_SHORT TASK_. Output the data below in full, character for character.

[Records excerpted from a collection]

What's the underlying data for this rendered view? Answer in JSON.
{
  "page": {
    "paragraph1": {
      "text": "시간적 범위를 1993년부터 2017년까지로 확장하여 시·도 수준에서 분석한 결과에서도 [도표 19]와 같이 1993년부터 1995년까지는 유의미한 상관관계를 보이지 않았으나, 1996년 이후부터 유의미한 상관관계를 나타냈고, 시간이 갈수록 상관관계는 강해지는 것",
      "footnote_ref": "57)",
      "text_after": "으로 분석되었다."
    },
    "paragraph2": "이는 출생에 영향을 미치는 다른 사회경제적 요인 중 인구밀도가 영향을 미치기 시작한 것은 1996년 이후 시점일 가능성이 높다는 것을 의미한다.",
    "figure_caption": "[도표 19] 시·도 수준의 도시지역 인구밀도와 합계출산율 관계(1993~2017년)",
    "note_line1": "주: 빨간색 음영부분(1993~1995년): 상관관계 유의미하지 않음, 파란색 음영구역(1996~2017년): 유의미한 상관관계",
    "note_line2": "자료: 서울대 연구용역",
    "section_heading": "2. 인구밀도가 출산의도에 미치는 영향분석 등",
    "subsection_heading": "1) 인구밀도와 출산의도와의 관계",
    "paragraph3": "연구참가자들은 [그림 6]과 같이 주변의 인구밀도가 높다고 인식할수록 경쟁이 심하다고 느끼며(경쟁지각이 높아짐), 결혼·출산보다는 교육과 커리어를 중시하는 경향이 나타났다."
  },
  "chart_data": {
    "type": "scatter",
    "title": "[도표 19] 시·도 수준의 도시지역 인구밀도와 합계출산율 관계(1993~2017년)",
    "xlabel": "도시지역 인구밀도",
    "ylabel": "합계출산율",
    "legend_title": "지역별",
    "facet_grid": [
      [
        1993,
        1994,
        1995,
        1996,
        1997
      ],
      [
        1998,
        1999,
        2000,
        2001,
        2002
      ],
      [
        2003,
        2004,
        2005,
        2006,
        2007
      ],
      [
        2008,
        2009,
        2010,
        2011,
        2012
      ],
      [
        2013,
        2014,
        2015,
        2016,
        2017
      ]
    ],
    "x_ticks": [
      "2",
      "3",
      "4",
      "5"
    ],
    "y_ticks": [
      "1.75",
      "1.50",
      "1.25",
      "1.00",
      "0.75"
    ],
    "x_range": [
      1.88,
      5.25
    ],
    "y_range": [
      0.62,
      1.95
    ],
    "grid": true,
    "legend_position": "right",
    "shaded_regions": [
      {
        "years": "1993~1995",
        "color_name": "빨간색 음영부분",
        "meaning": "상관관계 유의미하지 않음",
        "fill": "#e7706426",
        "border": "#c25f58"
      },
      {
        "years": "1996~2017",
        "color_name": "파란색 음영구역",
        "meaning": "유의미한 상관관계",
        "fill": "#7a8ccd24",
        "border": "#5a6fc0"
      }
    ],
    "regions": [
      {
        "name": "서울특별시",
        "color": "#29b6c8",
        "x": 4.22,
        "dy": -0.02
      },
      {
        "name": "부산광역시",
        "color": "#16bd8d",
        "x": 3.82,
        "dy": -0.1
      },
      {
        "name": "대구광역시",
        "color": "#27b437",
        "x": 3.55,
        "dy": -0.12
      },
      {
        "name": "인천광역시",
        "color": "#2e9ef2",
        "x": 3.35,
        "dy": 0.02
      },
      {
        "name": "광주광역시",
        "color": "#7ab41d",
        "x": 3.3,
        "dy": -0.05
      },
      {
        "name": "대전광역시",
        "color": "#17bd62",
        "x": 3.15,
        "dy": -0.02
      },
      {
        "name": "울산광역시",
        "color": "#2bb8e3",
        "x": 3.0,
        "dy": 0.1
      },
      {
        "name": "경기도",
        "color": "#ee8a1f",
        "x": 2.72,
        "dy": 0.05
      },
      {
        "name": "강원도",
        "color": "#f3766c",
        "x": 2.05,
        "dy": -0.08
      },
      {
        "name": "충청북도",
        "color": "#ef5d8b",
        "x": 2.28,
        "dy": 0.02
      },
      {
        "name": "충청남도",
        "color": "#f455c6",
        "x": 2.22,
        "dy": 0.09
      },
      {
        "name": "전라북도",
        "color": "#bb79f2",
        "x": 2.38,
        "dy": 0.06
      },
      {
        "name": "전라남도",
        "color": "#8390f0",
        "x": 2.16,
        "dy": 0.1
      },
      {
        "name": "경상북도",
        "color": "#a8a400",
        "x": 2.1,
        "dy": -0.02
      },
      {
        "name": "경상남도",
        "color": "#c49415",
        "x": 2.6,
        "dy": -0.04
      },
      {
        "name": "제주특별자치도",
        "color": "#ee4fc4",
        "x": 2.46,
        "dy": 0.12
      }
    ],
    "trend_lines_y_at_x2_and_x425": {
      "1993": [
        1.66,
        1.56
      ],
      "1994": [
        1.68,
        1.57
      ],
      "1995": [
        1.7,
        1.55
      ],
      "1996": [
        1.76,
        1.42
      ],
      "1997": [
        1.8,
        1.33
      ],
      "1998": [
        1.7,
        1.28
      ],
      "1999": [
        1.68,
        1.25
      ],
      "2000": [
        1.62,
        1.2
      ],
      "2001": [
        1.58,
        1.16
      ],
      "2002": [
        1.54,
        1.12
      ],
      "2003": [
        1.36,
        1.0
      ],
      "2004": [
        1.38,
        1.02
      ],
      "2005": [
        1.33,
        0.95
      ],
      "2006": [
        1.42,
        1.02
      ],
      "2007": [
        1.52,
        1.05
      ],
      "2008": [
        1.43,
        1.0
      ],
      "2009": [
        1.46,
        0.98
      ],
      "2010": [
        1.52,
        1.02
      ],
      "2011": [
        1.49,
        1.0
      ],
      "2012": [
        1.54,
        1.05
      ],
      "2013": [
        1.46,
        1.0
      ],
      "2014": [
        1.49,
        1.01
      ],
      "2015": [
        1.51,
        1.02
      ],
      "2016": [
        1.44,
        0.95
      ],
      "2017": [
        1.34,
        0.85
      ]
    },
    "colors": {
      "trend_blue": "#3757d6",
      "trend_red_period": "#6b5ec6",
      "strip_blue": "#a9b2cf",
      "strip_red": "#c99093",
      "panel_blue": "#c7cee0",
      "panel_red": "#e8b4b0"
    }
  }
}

_RESULT FOR THIS EXERCISE_.
What's the underlying data for this rendered view? Answer in JSON.
{
  "page": {
    "paragraph1": {
      "text": "시간적 범위를 1993년부터 2017년까지로 확장하여 시·도 수준에서 분석한 결과에서도 [도표 19]와 같이 1993년부터 1995년까지는 유의미한 상관관계를 보이지 않았으나, 1996년 이후부터 유의미한 상관관계를 나타냈고, 시간이 갈수록 상관관계는 강해지는 것",
      "footnote_ref": "57)",
      "text_after": "으로 분석되었다."
    },
    "paragraph2": "이는 출생에 영향을 미치는 다른 사회경제적 요인 중 인구밀도가 영향을 미치기 시작한 것은 1996년 이후 시점일 가능성이 높다는 것을 의미한다.",
    "figure_caption": "[도표 19] 시·도 수준의 도시지역 인구밀도와 합계출산율 관계(1993~2017년)",
    "note_line1": "주: 빨간색 음영부분(1993~1995년): 상관관계 유의미하지 않음, 파란색 음영구역(1996~2017년): 유의미한 상관관계",
    "note_line2": "자료: 서울대 연구용역",
    "section_heading": "2. 인구밀도가 출산의도에 미치는 영향분석 등",
    "subsection_heading": "1) 인구밀도와 출산의도와의 관계",
    "paragraph3": "연구참가자들은 [그림 6]과 같이 주변의 인구밀도가 높다고 인식할수록 경쟁이 심하다고 느끼며(경쟁지각이 높아짐), 결혼·출산보다는 교육과 커리어를 중시하는 경향이 나타났다."
  },
  "chart_data": {
    "type": "scatter",
    "title": "[도표 19] 시·도 수준의 도시지역 인구밀도와 합계출산율 관계(1993~2017년)",
    "xlabel": "도시지역 인구밀도",
    "ylabel": "합계출산율",
    "legend_title": "지역별",
    "facet_grid": [
      [
        1993,
        1994,
        1995,
        1996,
        1997
      ],
      [
        1998,
        1999,
        2000,
        2001,
        2002
      ],
      [
        2003,
        2004,
        2005,
        2006,
        2007
      ],
      [
        2008,
        2009,
        2010,
        2011,
        2012
      ],
      [
        2013,
        2014,
        2015,
        2016,
        2017
      ]
    ],
    "x_ticks": [
      "2",
      "3",
      "4",
      "5"
    ],
    "y_ticks": [
      "1.75",
      "1.50",
      "1.25",
      "1.00",
      "0.75"
    ],
    "x_range": [
      1.88,
      5.25
    ],
    "y_range": [
      0.62,
      1.95
    ],
    "grid": true,
    "legend_position": "right",
    "shaded_regions": [
      {
        "years": "1993~1995",
        "color_name": "빨간색 음영부분",
        "meaning": "상관관계 유의미하지 않음",
        "fill": "#e7706426",
        "border": "#c25f58"
      },
      {
        "years": "1996~2017",
        "color_name": "파란색 음영구역",
        "meaning": "유의미한 상관관계",
        "fill": "#7a8ccd24",
        "border": "#5a6fc0"
      }
    ],
    "regions": [
      {
        "name": "서울특별시",
        "color": "#29b6c8",
        "x": 4.22,
        "dy": -0.02
      },
      {
        "name": "부산광역시",
        "color": "#16bd8d",
        "x": 3.82,
        "dy": -0.1
      },
      {
        "name": "대구광역시",
        "color": "#27b437",
        "x": 3.55,
        "dy": -0.12
      },
      {
        "name": "인천광역시",
        "color": "#2e9ef2",
        "x": 3.35,
        "dy": 0.02
      },
      {
        "name": "광주광역시",
        "color": "#7ab41d",
        "x": 3.3,
        "dy": -0.05
      },
      {
        "name": "대전광역시",
        "color": "#17bd62",
        "x": 3.15,
        "dy": -0.02
      },
      {
        "name": "울산광역시",
        "color": "#2bb8e3",
        "x": 3.0,
        "dy": 0.1
      },
      {
        "name": "경기도",
        "color": "#ee8a1f",
        "x": 2.72,
        "dy": 0.05
      },
      {
        "name": "강원도",
        "color": "#f3766c",
        "x": 2.05,
        "dy": -0.08
      },
      {
        "name": "충청북도",
        "color": "#ef5d8b",
        "x": 2.28,
        "dy": 0.02
      },
      {
        "name": "충청남도",
        "color": "#f455c6",
        "x": 2.22,
        "dy": 0.09
      },
      {
        "name": "전라북도",
        "color": "#bb79f2",
        "x": 2.38,
        "dy": 0.06
      },
      {
        "name": "전라남도",
        "color": "#8390f0",
        "x": 2.16,
        "dy": 0.1
      },
      {
        "name": "경상북도",
        "color": "#a8a400",
        "x": 2.1,
        "dy": -0.02
      },
      {
        "name": "경상남도",
        "color": "#c49415",
        "x": 2.6,
        "dy": -0.04
      },
      {
        "name": "제주특별자치도",
        "color": "#ee4fc4",
        "x": 2.46,
        "dy": 0.12
      }
    ],
    "trend_lines_y_at_x2_and_x425": {
      "1993": [
        1.66,
        1.56
      ],
      "1994": [
        1.68,
        1.57
      ],
      "1995": [
        1.7,
        1.55
      ],
      "1996": [
        1.76,
        1.42
      ],
      "1997": [
        1.8,
        1.33
      ],
      "1998": [
        1.7,
        1.28
      ],
      "1999": [
        1.68,
        1.25
      ],
      "2000": [
        1.62,
        1.2
      ],
      "2001": [
        1.58,
        1.16
      ],
      "2002": [
        1.54,
        1.12
      ],
      "2003": [
        1.36,
        1.0
      ],
      "2004": [
        1.38,
        1.02
      ],
      "2005": [
        1.33,
        0.95
      ],
      "2006": [
        1.42,
        1.02
      ],
      "2007": [
        1.52,
        1.05
      ],
      "2008": [
        1.43,
        1.0
      ],
      "2009": [
        1.46,
        0.98
      ],
      "2010": [
        1.52,
        1.02
      ],
      "2011": [
        1.49,
        1.0
      ],
      "2012": [
        1.54,
        1.05
      ],
      "2013": [
        1.46,
        1.0
      ],
      "2014": [
        1.49,
        1.01
      ],
      "2015": [
        1.51,
        1.02
      ],
      "2016": [
        1.44,
        0.95
      ],
      "2017": [
        1.34,
        0.85
      ]
    },
    "colors": {
      "trend_blue": "#3757d6",
      "trend_red_period": "#6b5ec6",
      "strip_blue": "#a9b2cf",
      "strip_red": "#c99093",
      "panel_blue": "#c7cee0",
      "panel_red": "#e8b4b0"
    }
  }
}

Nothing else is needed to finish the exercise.